▶ **Aim**
Print the records below word for word, but leave out the pictures.

Stored dataset items:
=-=-=

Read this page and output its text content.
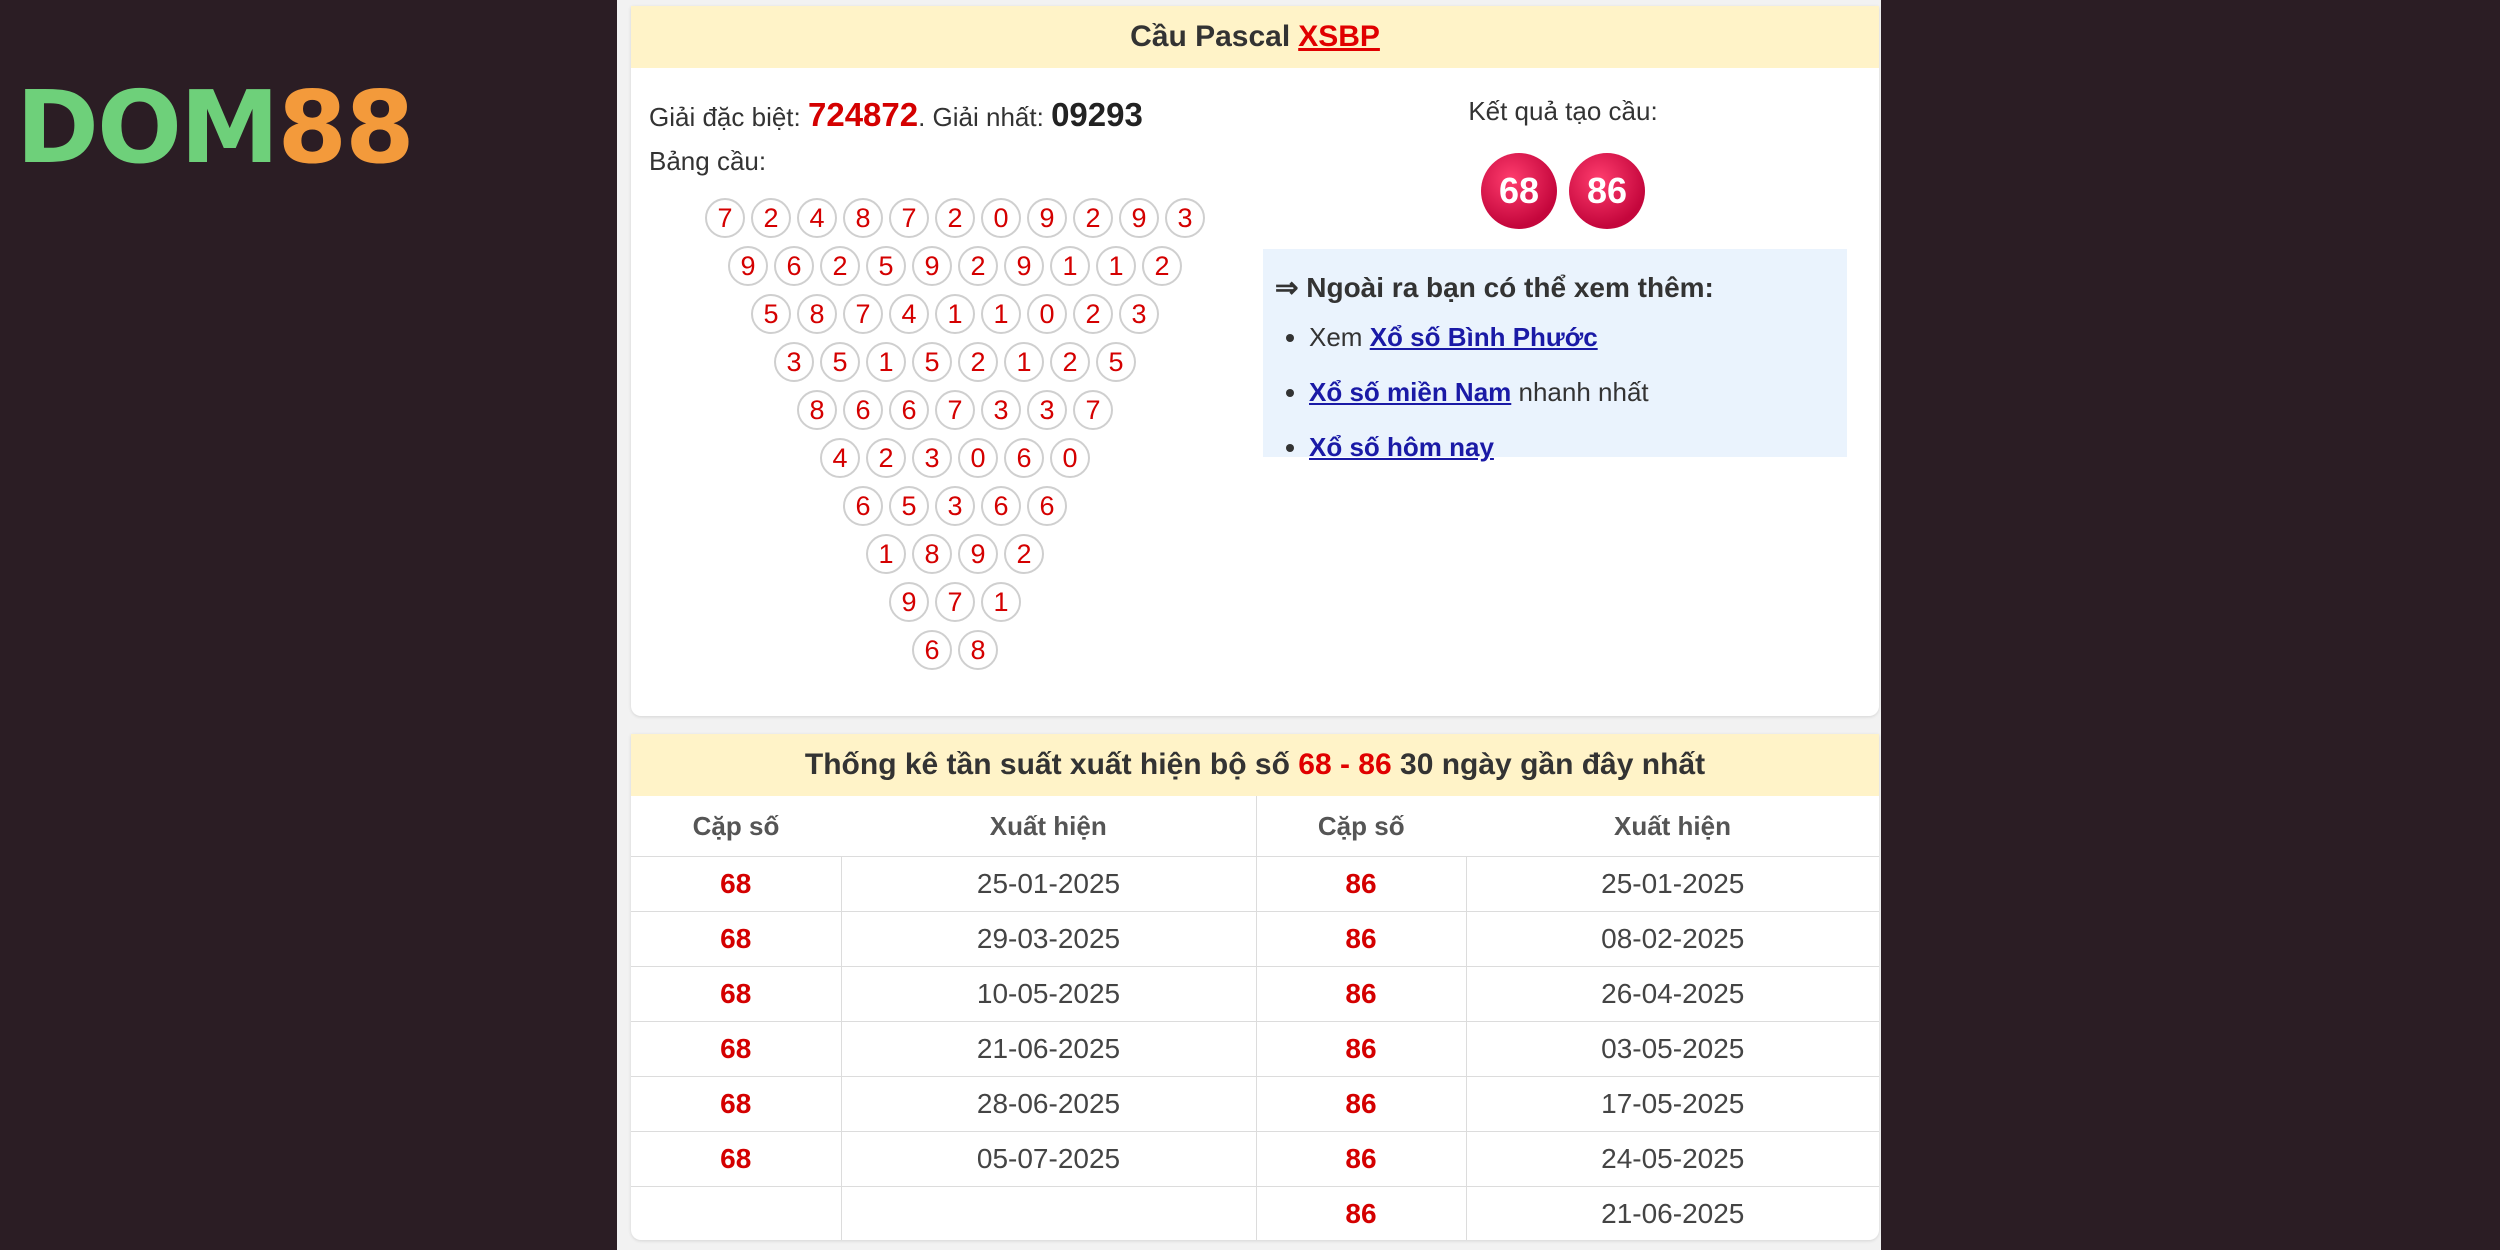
DOM88
Cầu Pascal XSBP
Giải đặc biệt: 724872. Giải nhất: 09293
Bảng cầu:
7	2	4	8	7	2	0	9	2	9	3
9	6	2	5	9	2	9	1	1	2
5	8	7	4	1	1	0	2	3
3	5	1	5	2	1	2	5
8	6	6	7	3	3	7
4	2	3	0	6	0
6	5	3	6	6
1	8	9	2
9	7	1
6	8
Kết quả tạo cầu:
68	86
⇒ Ngoài ra bạn có thể xem thêm:
• Xem Xổ số Bình Phước
• Xổ số miền Nam nhanh nhất
• Xổ số hôm nay
Thống kê tần suất xuất hiện bộ số 68 - 86 30 ngày gần đây nhất
Cặp số	Xuất hiện	Cặp số	Xuất hiện
68	25-01-2025	86	25-01-2025
68	29-03-2025	86	08-02-2025
68	10-05-2025	86	26-04-2025
68	21-06-2025	86	03-05-2025
68	28-06-2025	86	17-05-2025
68	05-07-2025	86	24-05-2025
		86	21-06-2025
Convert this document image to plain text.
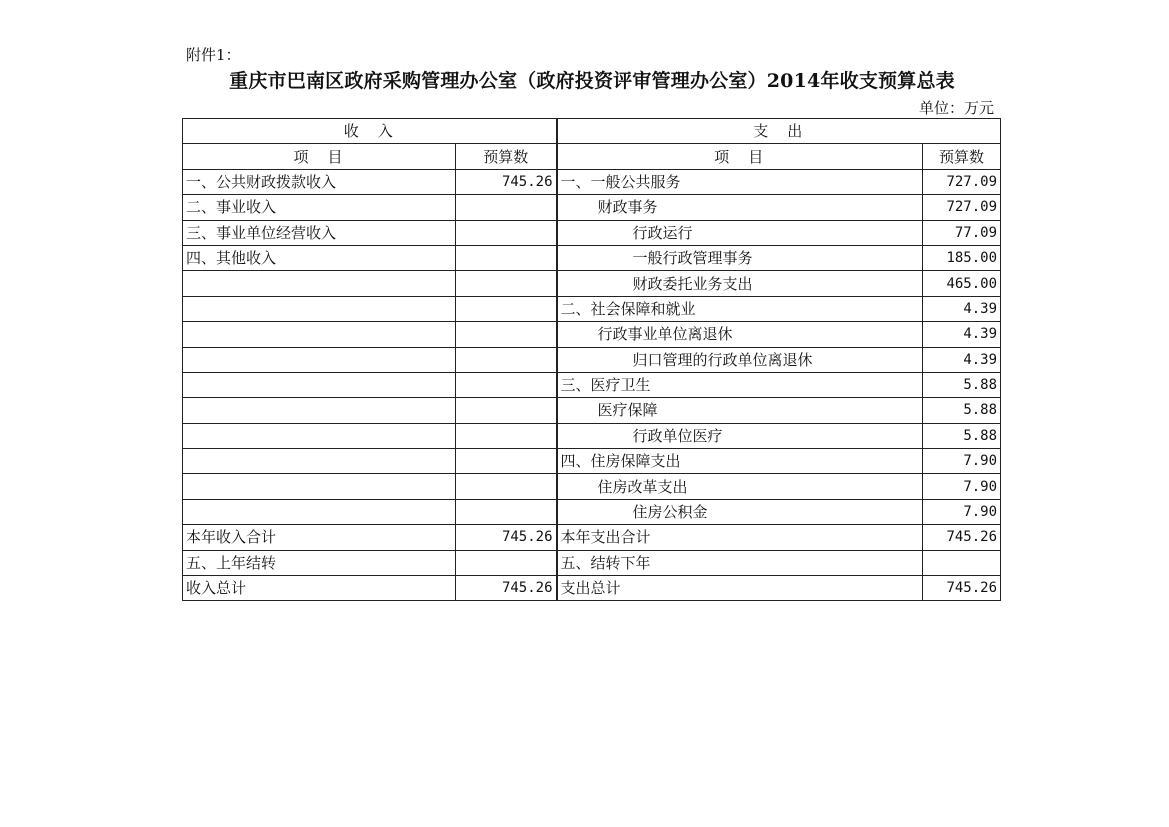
附件1：
重庆市巴南区政府采购管理办公室（政府投资评审管理办公室）2014年收支预算总表
单位：万元
收　入		支　出	
项　目	预算数	项　目	预算数
一、公共财政拨款收入	745.26	一、一般公共服务	727.09
二、事业收入		财政事务	727.09
三、事业单位经营收入		行政运行	77.09
四、其他收入		一般行政管理事务	185.00
		财政委托业务支出	465.00
		二、社会保障和就业	4.39
		行政事业单位离退休	4.39
		归口管理的行政单位离退休	4.39
		三、医疗卫生	5.88
		医疗保障	5.88
		行政单位医疗	5.88
		四、住房保障支出	7.90
		住房改革支出	7.90
		住房公积金	7.90
本年收入合计	745.26	本年支出合计	745.26
五、上年结转		五、结转下年	
收入总计	745.26	支出总计	745.26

=-=-=

▶ **Written solution**
Read this page and output its text content.
DOM88
Cầu Pascal XSBP
Giải đặc biệt: 724872. Giải nhất: 09293
Bảng cầu:
7	2	4	8	7	2	0	9	2	9	3
9	6	2	5	9	2	9	1	1	2
5	8	7	4	1	1	0	2	3
3	5	1	5	2	1	2	5
8	6	6	7	3	3	7
4	2	3	0	6	0
6	5	3	6	6
1	8	9	2
9	7	1
6	8
Kết quả tạo cầu:
68	86
⇒ Ngoài ra bạn có thể xem thêm:
• Xem Xổ số Bình Phước
• Xổ số miền Nam nhanh nhất
• Xổ số hôm nay
Thống kê tần suất xuất hiện bộ số 68 - 86 30 ngày gần đây nhất
Cặp số	Xuất hiện	Cặp số	Xuất hiện
68	25-01-2025	86	25-01-2025
68	29-03-2025	86	08-02-2025
68	10-05-2025	86	26-04-2025
68	21-06-2025	86	03-05-2025
68	28-06-2025	86	17-05-2025
68	05-07-2025	86	24-05-2025
		86	21-06-2025
Convert this document image to plain text.
附件1：
重庆市巴南区政府采购管理办公室（政府投资评审管理办公室）2014年收支预算总表
单位：万元
收　入		支　出	
项　目	预算数	项　目	预算数
一、公共财政拨款收入	745.26	一、一般公共服务	727.09
二、事业收入		财政事务	727.09
三、事业单位经营收入		行政运行	77.09
四、其他收入		一般行政管理事务	185.00
		财政委托业务支出	465.00
		二、社会保障和就业	4.39
		行政事业单位离退休	4.39
		归口管理的行政单位离退休	4.39
		三、医疗卫生	5.88
		医疗保障	5.88
		行政单位医疗	5.88
		四、住房保障支出	7.90
		住房改革支出	7.90
		住房公积金	7.90
本年收入合计	745.26	本年支出合计	745.26
五、上年结转		五、结转下年	
收入总计	745.26	支出总计	745.26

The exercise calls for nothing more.